→ **SUPPLIED MATERIAL**:
::::::::
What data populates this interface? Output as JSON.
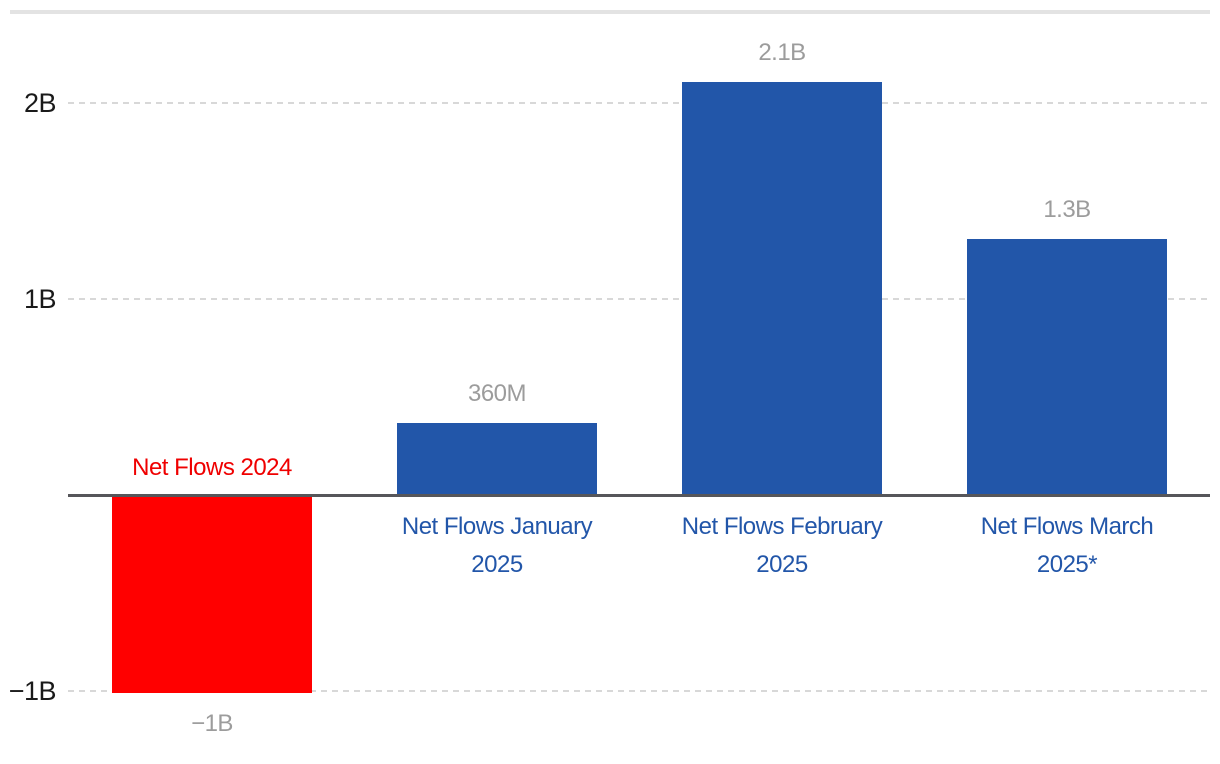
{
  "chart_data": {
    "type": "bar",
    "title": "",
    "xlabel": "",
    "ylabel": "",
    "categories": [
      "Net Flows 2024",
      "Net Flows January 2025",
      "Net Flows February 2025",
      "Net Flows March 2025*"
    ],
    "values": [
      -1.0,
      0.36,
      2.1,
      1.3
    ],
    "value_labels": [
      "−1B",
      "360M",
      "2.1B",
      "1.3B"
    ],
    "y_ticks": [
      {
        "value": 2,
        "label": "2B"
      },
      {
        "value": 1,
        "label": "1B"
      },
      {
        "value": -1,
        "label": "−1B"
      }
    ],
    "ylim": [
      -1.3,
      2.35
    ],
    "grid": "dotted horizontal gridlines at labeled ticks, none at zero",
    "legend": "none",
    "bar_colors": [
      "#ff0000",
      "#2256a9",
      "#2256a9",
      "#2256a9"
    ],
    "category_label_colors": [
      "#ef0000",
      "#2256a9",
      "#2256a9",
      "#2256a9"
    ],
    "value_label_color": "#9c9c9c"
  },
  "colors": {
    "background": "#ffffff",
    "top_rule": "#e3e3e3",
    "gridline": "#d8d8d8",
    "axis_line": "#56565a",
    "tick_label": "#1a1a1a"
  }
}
::::::::
→ **EXERCISE GOAL**: Write out every line of the preceding listing that contains "Flows".

→ **EXERCISE RESPONSE**:
      "Net Flows 2024",
      "Net Flows January 2025",
      "Net Flows February 2025",
      "Net Flows March 2025*"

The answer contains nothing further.